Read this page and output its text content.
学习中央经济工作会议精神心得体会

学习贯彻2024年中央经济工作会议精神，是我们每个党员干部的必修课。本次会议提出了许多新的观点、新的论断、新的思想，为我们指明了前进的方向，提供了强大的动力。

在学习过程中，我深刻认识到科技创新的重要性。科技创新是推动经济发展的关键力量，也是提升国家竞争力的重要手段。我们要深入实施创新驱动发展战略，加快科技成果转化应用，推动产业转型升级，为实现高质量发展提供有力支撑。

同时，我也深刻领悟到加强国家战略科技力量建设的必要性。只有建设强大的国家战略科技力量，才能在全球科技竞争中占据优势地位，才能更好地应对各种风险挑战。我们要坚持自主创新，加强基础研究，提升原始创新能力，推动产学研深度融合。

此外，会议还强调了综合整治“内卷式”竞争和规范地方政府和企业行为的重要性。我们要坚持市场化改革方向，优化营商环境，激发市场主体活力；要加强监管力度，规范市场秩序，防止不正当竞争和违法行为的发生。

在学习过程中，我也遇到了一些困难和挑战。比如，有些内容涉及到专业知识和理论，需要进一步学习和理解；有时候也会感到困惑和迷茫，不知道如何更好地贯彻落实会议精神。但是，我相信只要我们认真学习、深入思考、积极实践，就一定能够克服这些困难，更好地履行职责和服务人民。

______

REQUEST:
Your task is to give the records above again, exactly.

WRITTEN RESPONSE:
Read this page and output its text content.
学习中央经济工作会议精神心得体会

学习贯彻2024年中央经济工作会议精神，是我们每个党员干部的必修课。本次会议提出了许多新的观点、新的论断、新的思想，为我们指明了前进的方向，提供了强大的动力。

在学习过程中，我深刻认识到科技创新的重要性。科技创新是推动经济发展的关键力量，也是提升国家竞争力的重要手段。我们要深入实施创新驱动发展战略，加快科技成果转化应用，推动产业转型升级，为实现高质量发展提供有力支撑。

同时，我也深刻领悟到加强国家战略科技力量建设的必要性。只有建设强大的国家战略科技力量，才能在全球科技竞争中占据优势地位，才能更好地应对各种风险挑战。我们要坚持自主创新，加强基础研究，提升原始创新能力，推动产学研深度融合。

此外，会议还强调了综合整治“内卷式”竞争和规范地方政府和企业行为的重要性。我们要坚持市场化改革方向，优化营商环境，激发市场主体活力；要加强监管力度，规范市场秩序，防止不正当竞争和违法行为的发生。

在学习过程中，我也遇到了一些困难和挑战。比如，有些内容涉及到专业知识和理论，需要进一步学习和理解；有时候也会感到困惑和迷茫，不知道如何更好地贯彻落实会议精神。但是，我相信只要我们认真学习、深入思考、积极实践，就一定能够克服这些困难，更好地履行职责和服务人民。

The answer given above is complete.